» **Information shown**:
============

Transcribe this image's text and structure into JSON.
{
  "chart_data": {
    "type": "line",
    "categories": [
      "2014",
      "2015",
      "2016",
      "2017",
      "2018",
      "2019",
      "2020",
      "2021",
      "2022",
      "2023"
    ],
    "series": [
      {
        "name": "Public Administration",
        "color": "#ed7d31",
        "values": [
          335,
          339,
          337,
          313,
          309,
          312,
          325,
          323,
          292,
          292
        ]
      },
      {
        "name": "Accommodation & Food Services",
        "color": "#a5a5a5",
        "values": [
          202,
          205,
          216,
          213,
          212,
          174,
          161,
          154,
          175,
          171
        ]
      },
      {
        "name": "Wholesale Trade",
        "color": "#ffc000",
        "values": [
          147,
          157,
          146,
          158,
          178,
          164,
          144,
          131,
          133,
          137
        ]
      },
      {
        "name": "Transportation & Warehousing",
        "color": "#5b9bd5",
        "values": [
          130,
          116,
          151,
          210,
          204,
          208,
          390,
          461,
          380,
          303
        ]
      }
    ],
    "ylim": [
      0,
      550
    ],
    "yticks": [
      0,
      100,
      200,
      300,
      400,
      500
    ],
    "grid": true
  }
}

============

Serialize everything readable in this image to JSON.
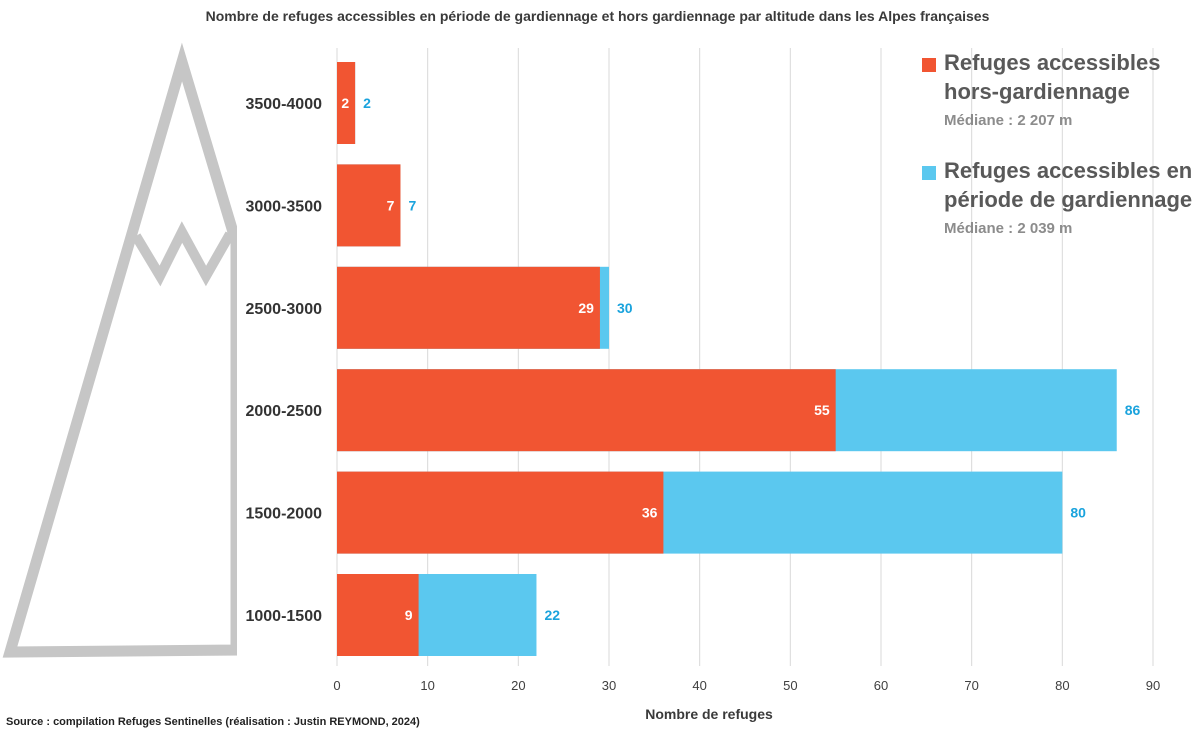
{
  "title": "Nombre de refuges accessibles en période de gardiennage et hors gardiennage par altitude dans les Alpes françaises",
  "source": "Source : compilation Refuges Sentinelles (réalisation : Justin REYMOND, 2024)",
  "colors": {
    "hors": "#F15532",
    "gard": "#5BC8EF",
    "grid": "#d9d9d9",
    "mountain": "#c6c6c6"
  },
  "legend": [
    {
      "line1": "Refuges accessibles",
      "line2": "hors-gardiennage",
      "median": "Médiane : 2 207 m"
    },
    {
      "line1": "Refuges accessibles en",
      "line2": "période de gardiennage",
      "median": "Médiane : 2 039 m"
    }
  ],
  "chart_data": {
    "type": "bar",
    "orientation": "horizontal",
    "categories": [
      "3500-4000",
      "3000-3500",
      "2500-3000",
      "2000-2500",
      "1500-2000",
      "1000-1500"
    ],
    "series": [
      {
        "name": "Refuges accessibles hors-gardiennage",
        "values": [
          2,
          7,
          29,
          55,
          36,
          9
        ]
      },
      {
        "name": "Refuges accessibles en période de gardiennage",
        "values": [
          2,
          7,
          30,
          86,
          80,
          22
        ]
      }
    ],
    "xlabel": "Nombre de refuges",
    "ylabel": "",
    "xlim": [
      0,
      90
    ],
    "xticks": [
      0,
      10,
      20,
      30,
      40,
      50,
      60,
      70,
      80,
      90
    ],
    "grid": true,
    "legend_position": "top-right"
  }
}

============

» **Exercise goal**: Count how many lines above carry the word "name". Only the number is required.

» **Completed task**: 6